=== Supplied data ===
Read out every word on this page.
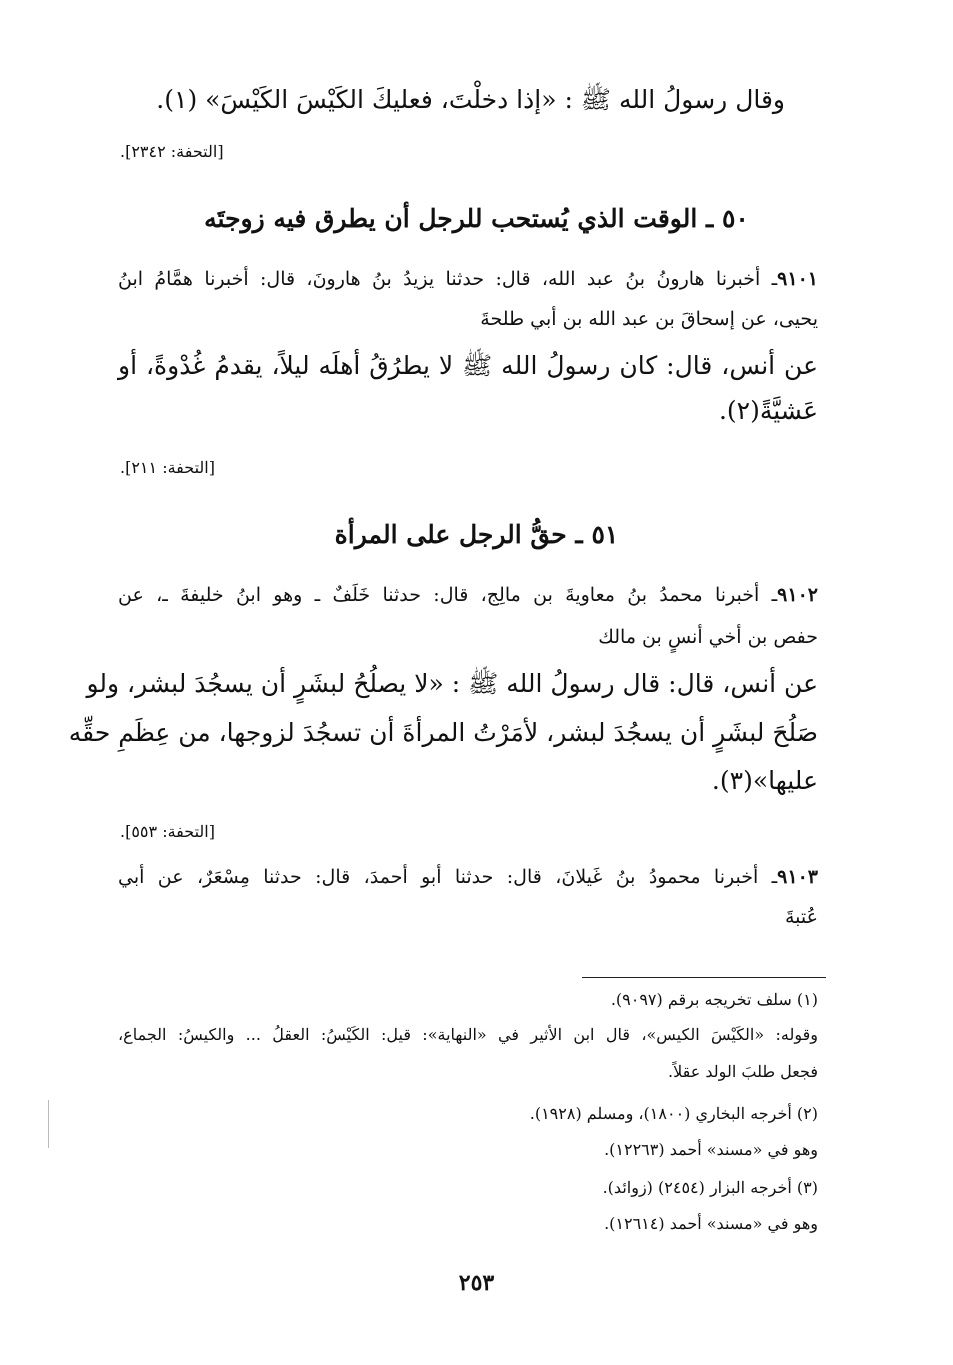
وقال رسولُ الله ﷺ : «إذا دخلْتَ، فعليكَ الكَيْسَ الكَيْسَ» (١).
[التحفة: ٢٣٤٢].
٥٠ ـ الوقت الذي يُستحب للرجل أن يطرق فيه زوجتَه
٩١٠١ـ أخبرنا هارونُ بنُ عبد الله، قال: حدثنا يزيدُ بنُ هارونَ، قال: أخبرنا همَّامُ ابنُ
يحيى، عن إسحاقَ بن عبد الله بن أبي طلحةَ
عن أنس، قال: كان رسولُ الله ﷺ لا يطرُقُ أهلَه ليلاً، يقدمُ غُدْوةً، أو
عَشيَّةً(٢).
[التحفة: ٢١١].
٥١ ـ حقُّ الرجل على المرأة
٩١٠٢ـ أخبرنا محمدُ بنُ معاويةَ بن مالِج، قال: حدثنا خَلَفٌ ـ وهو ابنُ خليفةَ ـ، عن
حفص بن أخي أنسٍ بن مالك
عن أنس، قال: قال رسولُ الله ﷺ : «لا يصلُحُ لبشَرٍ أن يسجُدَ لبشر، ولو
صَلُحَ لبشَرٍ أن يسجُدَ لبشر، لأمَرْتُ المرأةَ أن تسجُدَ لزوجها، من عِظَمِ حقِّه
عليها»(٣).
[التحفة: ٥٥٣].
٩١٠٣ـ أخبرنا محمودُ بنُ غَيلانَ، قال: حدثنا أبو أحمدَ، قال: حدثنا مِسْعَرٌ، عن أبي
عُتبةَ
(١) سلف تخريجه برقم (٩٠٩٧).
وقوله: «الكَيْسَ الكيس»، قال ابن الأثير في «النهاية»: قيل: الكَيْسُ: العقلُ ... والكيسُ: الجماع،
فجعل طلبَ الولد عقلاً.
(٢) أخرجه البخاري (١٨٠٠)، ومسلم (١٩٢٨).
وهو في «مسند» أحمد (١٢٢٦٣).
(٣) أخرجه البزار (٢٤٥٤) (زوائد).
وهو في «مسند» أحمد (١٢٦١٤).
٢٥٣
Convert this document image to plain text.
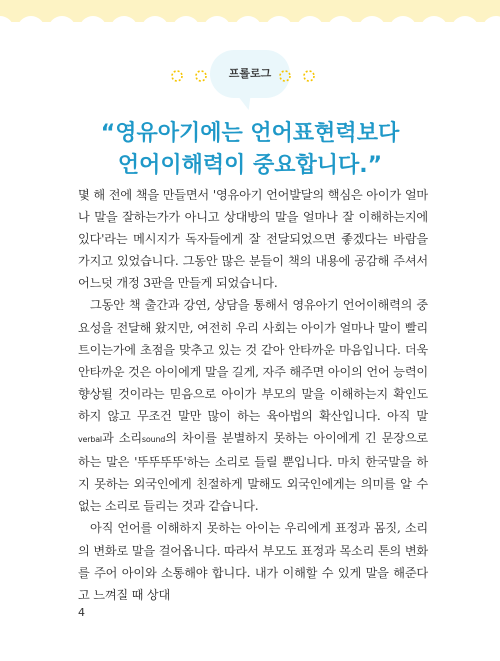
프롤로그
“영유아기에는 언어표현력보다
언어이해력이 중요합니다.”

몇 해 전에 책을 만들면서 '영유아기 언어발달의 핵심은 아이가 얼마나 말을 잘하는가가 아니고 상대방의 말을 얼마나 잘 이해하는지에 있다'라는 메시지가 독자들에게 잘 전달되었으면 좋겠다는 바람을 가지고 있었습니다. 그동안 많은 분들이 책의 내용에 공감해 주셔서 어느덧 개정 3판을 만들게 되었습니다.

그동안 책 출간과 강연, 상담을 통해서 영유아기 언어이해력의 중요성을 전달해 왔지만, 여전히 우리 사회는 아이가 얼마나 말이 빨리 트이는가에 초점을 맞추고 있는 것 같아 안타까운 마음입니다. 더욱 안타까운 것은 아이에게 말을 길게, 자주 해주면 아이의 언어 능력이 향상될 것이라는 믿음으로 아이가 부모의 말을 이해하는지 확인도 하지 않고 무조건 말만 많이 하는 육아법의 확산입니다. 아직 말verbal과 소리sound의 차이를 분별하지 못하는 아이에게 긴 문장으로 하는 말은 '뚜뚜뚜뚜'하는 소리로 들릴 뿐입니다. 마치 한국말을 하지 못하는 외국인에게 친절하게 말해도 외국인에게는 의미를 알 수 없는 소리로 들리는 것과 같습니다.

아직 언어를 이해하지 못하는 아이는 우리에게 표정과 몸짓, 소리의 변화로 말을 걸어옵니다. 따라서 부모도 표정과 목소리 톤의 변화를 주어 아이와 소통해야 합니다. 내가 이해할 수 있게 말을 해준다고 느껴질 때 상대

4
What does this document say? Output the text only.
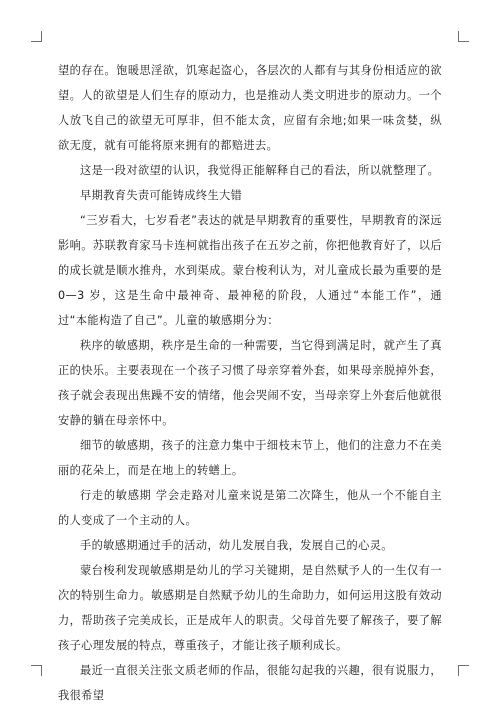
望的存在。饱暖思淫欲，饥寒起盗心，各层次的人都有与其身份相适应的欲望。人的欲望是人们生存的原动力，也是推动人类文明进步的原动力。一个人放飞自己的欲望无可厚非，但不能太贪，应留有余地;如果一味贪婪，纵欲无度，就有可能将原来拥有的都赔进去。

这是一段对欲望的认识，我觉得正能解释自己的看法，所以就整理了。

早期教育失责可能铸成终生大错

“三岁看大，七岁看老”表达的就是早期教育的重要性，早期教育的深远影响。苏联教育家马卡连柯就指出孩子在五岁之前，你把他教育好了，以后的成长就是顺水推舟，水到渠成。蒙台梭利认为，对儿童成长最为重要的是 0—3 岁，这是生命中最神奇、最神秘的阶段，人通过“本能工作”，通过“本能构造了自己”。儿童的敏感期分为：

秩序的敏感期，秩序是生命的一种需要，当它得到满足时，就产生了真正的快乐。主要表现在一个孩子习惯了母亲穿着外套，如果母亲脱掉外套，孩子就会表现出焦躁不安的情绪，他会哭闹不安，当母亲穿上外套后他就很安静的躺在母亲怀中。

细节的敏感期，孩子的注意力集中于细枝末节上，他们的注意力不在美丽的花朵上，而是在地上的转蟮上。

行走的敏感期 学会走路对儿童来说是第二次降生，他从一个不能自主的人变成了一个主动的人。

手的敏感期通过手的活动，幼儿发展自我，发展自己的心灵。

蒙台梭利发现敏感期是幼儿的学习关键期，是自然赋予人的一生仅有一次的特别生命力。敏感期是自然赋予幼儿的生命助力，如何运用这股有效动力，帮助孩子完美成长，正是成年人的职责。父母首先要了解孩子，要了解孩子心理发展的特点，尊重孩子，才能让孩子顺利成长。

最近一直很关注张文质老师的作品，很能勾起我的兴趣，很有说服力，我很希望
===
What you should do
Beginning with the line that contains "What does this", repeat every remaining line of the data exactly, the last line included, and omit pictures.

Correct answer
What does this document say? Output the text only.
望的存在。饱暖思淫欲，饥寒起盗心，各层次的人都有与其身份相适应的欲望。人的欲望是人们生存的原动力，也是推动人类文明进步的原动力。一个人放飞自己的欲望无可厚非，但不能太贪，应留有余地;如果一味贪婪，纵欲无度，就有可能将原来拥有的都赔进去。

这是一段对欲望的认识，我觉得正能解释自己的看法，所以就整理了。

早期教育失责可能铸成终生大错

“三岁看大，七岁看老”表达的就是早期教育的重要性，早期教育的深远影响。苏联教育家马卡连柯就指出孩子在五岁之前，你把他教育好了，以后的成长就是顺水推舟，水到渠成。蒙台梭利认为，对儿童成长最为重要的是 0—3 岁，这是生命中最神奇、最神秘的阶段，人通过“本能工作”，通过“本能构造了自己”。儿童的敏感期分为：

秩序的敏感期，秩序是生命的一种需要，当它得到满足时，就产生了真正的快乐。主要表现在一个孩子习惯了母亲穿着外套，如果母亲脱掉外套，孩子就会表现出焦躁不安的情绪，他会哭闹不安，当母亲穿上外套后他就很安静的躺在母亲怀中。

细节的敏感期，孩子的注意力集中于细枝末节上，他们的注意力不在美丽的花朵上，而是在地上的转蟮上。

行走的敏感期 学会走路对儿童来说是第二次降生，他从一个不能自主的人变成了一个主动的人。

手的敏感期通过手的活动，幼儿发展自我，发展自己的心灵。

蒙台梭利发现敏感期是幼儿的学习关键期，是自然赋予人的一生仅有一次的特别生命力。敏感期是自然赋予幼儿的生命助力，如何运用这股有效动力，帮助孩子完美成长，正是成年人的职责。父母首先要了解孩子，要了解孩子心理发展的特点，尊重孩子，才能让孩子顺利成长。

最近一直很关注张文质老师的作品，很能勾起我的兴趣，很有说服力，我很希望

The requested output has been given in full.